START Given records

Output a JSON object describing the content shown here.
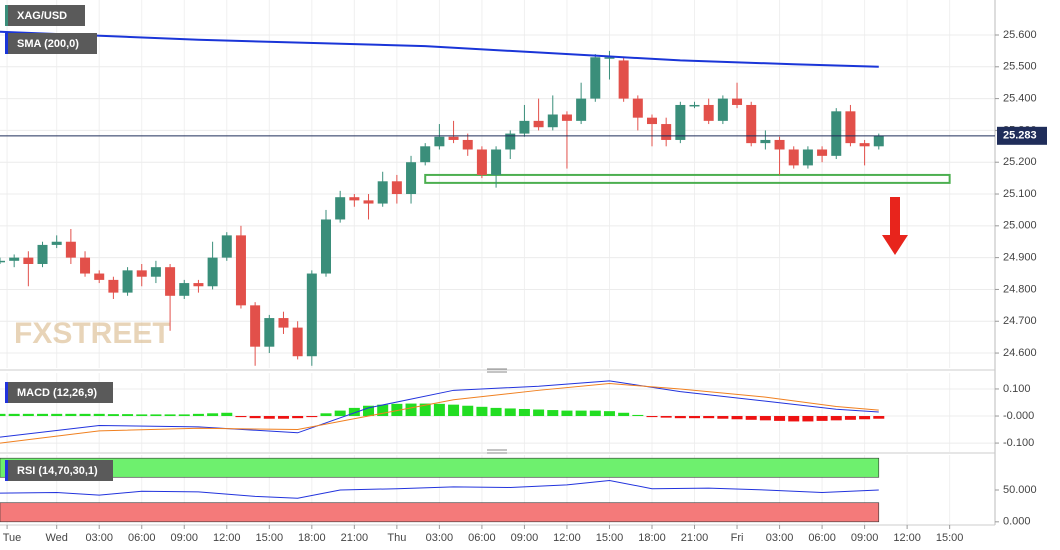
{
  "chart_data": [
    {
      "type": "candlestick",
      "title": "XAG/USD",
      "watermark": "FXSTREET",
      "up_color": "#3a8e7a",
      "down_color": "#e2504a",
      "xlim": [
        -4,
        66.2
      ],
      "ylim": [
        24.553,
        25.71
      ],
      "yticks": [
        {
          "value": 24.6,
          "label": "24.600"
        },
        {
          "value": 24.7,
          "label": "24.700"
        },
        {
          "value": 24.8,
          "label": "24.800"
        },
        {
          "value": 24.9,
          "label": "24.900"
        },
        {
          "value": 25.0,
          "label": "25.000"
        },
        {
          "value": 25.1,
          "label": "25.100"
        },
        {
          "value": 25.2,
          "label": "25.200"
        },
        {
          "value": 25.3,
          "label": "25.300"
        },
        {
          "value": 25.4,
          "label": "25.400"
        },
        {
          "value": 25.5,
          "label": "25.500"
        },
        {
          "value": 25.6,
          "label": "25.600"
        }
      ],
      "grid": true,
      "x": [
        -4,
        -3,
        -2,
        -1,
        0,
        1,
        2,
        3,
        4,
        5,
        6,
        7,
        8,
        9,
        10,
        11,
        12,
        13,
        14,
        15,
        16,
        17,
        18,
        19,
        20,
        21,
        22,
        23,
        24,
        25,
        26,
        27,
        28,
        29,
        30,
        31,
        32,
        33,
        34,
        35,
        36,
        37,
        38,
        39,
        40,
        41,
        42,
        43,
        44,
        45,
        46,
        47,
        48,
        49,
        50,
        51,
        52,
        53,
        54,
        55,
        56,
        57,
        58
      ],
      "open": [
        24.89,
        24.89,
        24.9,
        24.88,
        24.94,
        24.95,
        24.9,
        24.85,
        24.83,
        24.79,
        24.86,
        24.84,
        24.87,
        24.78,
        24.82,
        24.81,
        24.9,
        24.97,
        24.75,
        24.62,
        24.71,
        24.68,
        24.59,
        24.85,
        25.02,
        25.09,
        25.08,
        25.07,
        25.14,
        25.1,
        25.2,
        25.25,
        25.28,
        25.27,
        25.24,
        25.16,
        25.24,
        25.29,
        25.33,
        25.31,
        25.35,
        25.33,
        25.4,
        25.53,
        25.52,
        25.4,
        25.34,
        25.32,
        25.27,
        25.38,
        25.38,
        25.33,
        25.4,
        25.38,
        25.26,
        25.27,
        25.24,
        25.19,
        25.24,
        25.22,
        25.36,
        25.26,
        25.25
      ],
      "high": [
        24.9,
        24.91,
        24.92,
        24.95,
        24.97,
        24.99,
        24.92,
        24.86,
        24.84,
        24.87,
        24.88,
        24.89,
        24.88,
        24.83,
        24.83,
        24.95,
        24.98,
        25.0,
        24.76,
        24.72,
        24.73,
        24.7,
        24.86,
        25.05,
        25.11,
        25.1,
        25.1,
        25.17,
        25.16,
        25.22,
        25.26,
        25.32,
        25.33,
        25.29,
        25.25,
        25.25,
        25.3,
        25.38,
        25.4,
        25.41,
        25.36,
        25.45,
        25.54,
        25.55,
        25.53,
        25.41,
        25.35,
        25.34,
        25.39,
        25.39,
        25.4,
        25.41,
        25.45,
        25.39,
        25.3,
        25.28,
        25.25,
        25.25,
        25.25,
        25.37,
        25.38,
        25.27,
        25.29
      ],
      "low": [
        24.88,
        24.87,
        24.81,
        24.87,
        24.93,
        24.88,
        24.84,
        24.82,
        24.77,
        24.78,
        24.81,
        24.82,
        24.67,
        24.77,
        24.79,
        24.8,
        24.89,
        24.74,
        24.56,
        24.6,
        24.66,
        24.58,
        24.56,
        24.84,
        25.01,
        25.06,
        25.02,
        25.06,
        25.07,
        25.07,
        25.19,
        25.24,
        25.26,
        25.22,
        25.15,
        25.12,
        25.21,
        25.28,
        25.3,
        25.3,
        25.18,
        25.32,
        25.39,
        25.46,
        25.39,
        25.3,
        25.25,
        25.25,
        25.26,
        25.37,
        25.32,
        25.32,
        25.37,
        25.25,
        25.24,
        25.16,
        25.18,
        25.18,
        25.2,
        25.21,
        25.25,
        25.19,
        25.24
      ],
      "close": [
        24.89,
        24.9,
        24.88,
        24.94,
        24.95,
        24.9,
        24.85,
        24.83,
        24.79,
        24.86,
        24.84,
        24.87,
        24.78,
        24.82,
        24.81,
        24.9,
        24.97,
        24.75,
        24.62,
        24.71,
        24.68,
        24.59,
        24.85,
        25.02,
        25.09,
        25.08,
        25.07,
        25.14,
        25.1,
        25.2,
        25.25,
        25.28,
        25.27,
        25.24,
        25.16,
        25.24,
        25.29,
        25.33,
        25.31,
        25.35,
        25.33,
        25.4,
        25.53,
        25.53,
        25.4,
        25.34,
        25.32,
        25.27,
        25.38,
        25.38,
        25.33,
        25.4,
        25.38,
        25.26,
        25.27,
        25.24,
        25.19,
        25.24,
        25.22,
        25.36,
        25.26,
        25.25,
        25.283
      ],
      "overlays": [
        {
          "name": "SMA (200,0)",
          "color": "#1a35d8",
          "x": [
            -4,
            10,
            26,
            38,
            44,
            52,
            58
          ],
          "values": [
            25.61,
            25.585,
            25.565,
            25.535,
            25.52,
            25.508,
            25.5
          ]
        }
      ],
      "last_price": {
        "value": 25.283,
        "label": "25.283",
        "color": "#1f2d5a"
      },
      "zone": {
        "x": [
          26,
          63
        ],
        "y": [
          25.135,
          25.16
        ],
        "color": "#4caf50"
      }
    },
    {
      "type": "macd",
      "title": "MACD (12,26,9)",
      "xlim": [
        -4,
        66.2
      ],
      "ylim": [
        -0.133,
        0.159
      ],
      "yticks": [
        {
          "value": 0.1,
          "label": "0.100"
        },
        {
          "value": 0,
          "label": "-0.000"
        },
        {
          "value": -0.1,
          "label": "-0.100"
        }
      ],
      "grid": true,
      "up_color": "#22dd22",
      "down_color": "#ee1111",
      "x": [
        -4,
        -3,
        -2,
        -1,
        0,
        1,
        2,
        3,
        4,
        5,
        6,
        7,
        8,
        9,
        10,
        11,
        12,
        13,
        14,
        15,
        16,
        17,
        18,
        19,
        20,
        21,
        22,
        23,
        24,
        25,
        26,
        27,
        28,
        29,
        30,
        31,
        32,
        33,
        34,
        35,
        36,
        37,
        38,
        39,
        40,
        41,
        42,
        43,
        44,
        45,
        46,
        47,
        48,
        49,
        50,
        51,
        52,
        53,
        54,
        55,
        56,
        57,
        58
      ],
      "histogram": [
        0.008,
        0.008,
        0.008,
        0.008,
        0.008,
        0.008,
        0.008,
        0.008,
        0.007,
        0.007,
        0.006,
        0.006,
        0.006,
        0.006,
        0.008,
        0.01,
        0.012,
        -0.004,
        -0.008,
        -0.01,
        -0.01,
        -0.008,
        -0.004,
        0.01,
        0.02,
        0.03,
        0.038,
        0.042,
        0.045,
        0.046,
        0.046,
        0.045,
        0.042,
        0.038,
        0.034,
        0.03,
        0.028,
        0.026,
        0.024,
        0.022,
        0.02,
        0.02,
        0.02,
        0.018,
        0.012,
        0.004,
        -0.004,
        -0.006,
        -0.008,
        -0.008,
        -0.008,
        -0.01,
        -0.012,
        -0.014,
        -0.016,
        -0.018,
        -0.02,
        -0.02,
        -0.018,
        -0.016,
        -0.014,
        -0.012,
        -0.01
      ],
      "series": [
        {
          "name": "MACD",
          "color": "#2233dd",
          "x": [
            -4,
            3,
            10,
            17,
            22,
            28,
            34,
            39,
            44,
            50,
            55,
            58
          ],
          "values": [
            -0.078,
            -0.035,
            -0.04,
            -0.062,
            0.03,
            0.095,
            0.11,
            0.13,
            0.09,
            0.055,
            0.025,
            0.015
          ]
        },
        {
          "name": "Signal",
          "color": "#f08020",
          "x": [
            -4,
            3,
            10,
            17,
            22,
            28,
            34,
            39,
            44,
            50,
            55,
            58
          ],
          "values": [
            -0.1,
            -0.055,
            -0.045,
            -0.05,
            0.0,
            0.06,
            0.095,
            0.12,
            0.1,
            0.07,
            0.035,
            0.022
          ]
        }
      ]
    },
    {
      "type": "rsi",
      "title": "RSI (14,70,30,1)",
      "xlim": [
        -4,
        66.2
      ],
      "ylim": [
        -5,
        105
      ],
      "yticks": [
        {
          "value": 50,
          "label": "50.000"
        },
        {
          "value": 0,
          "label": "0.000"
        }
      ],
      "bands": [
        {
          "range": [
            70,
            100
          ],
          "color": "#6ef06e"
        },
        {
          "range": [
            0,
            30
          ],
          "color": "#f47a7a"
        }
      ],
      "line": {
        "color": "#2233dd",
        "x": [
          -4,
          0,
          3,
          6,
          10,
          14,
          17,
          20,
          24,
          28,
          32,
          36,
          39,
          42,
          46,
          50,
          54,
          58
        ],
        "values": [
          45,
          46,
          42,
          48,
          47,
          40,
          37,
          50,
          52,
          55,
          54,
          58,
          65,
          52,
          53,
          50,
          46,
          50
        ]
      },
      "xticks": [
        {
          "value": -3.5,
          "label": "Tue"
        },
        {
          "value": 0,
          "label": "Wed"
        },
        {
          "value": 3,
          "label": "03:00"
        },
        {
          "value": 6,
          "label": "06:00"
        },
        {
          "value": 9,
          "label": "09:00"
        },
        {
          "value": 12,
          "label": "12:00"
        },
        {
          "value": 15,
          "label": "15:00"
        },
        {
          "value": 18,
          "label": "18:00"
        },
        {
          "value": 21,
          "label": "21:00"
        },
        {
          "value": 24,
          "label": "Thu"
        },
        {
          "value": 27,
          "label": "03:00"
        },
        {
          "value": 30,
          "label": "06:00"
        },
        {
          "value": 33,
          "label": "09:00"
        },
        {
          "value": 36,
          "label": "12:00"
        },
        {
          "value": 39,
          "label": "15:00"
        },
        {
          "value": 42,
          "label": "18:00"
        },
        {
          "value": 45,
          "label": "21:00"
        },
        {
          "value": 48,
          "label": "Fri"
        },
        {
          "value": 51,
          "label": "03:00"
        },
        {
          "value": 54,
          "label": "06:00"
        },
        {
          "value": 57,
          "label": "09:00"
        },
        {
          "value": 60,
          "label": "12:00"
        },
        {
          "value": 63,
          "label": "15:00"
        }
      ]
    }
  ]
}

END Given records

Give the count of lines in the data shown above that contain "type", and nothing else.

▶ **Expected answer**: 3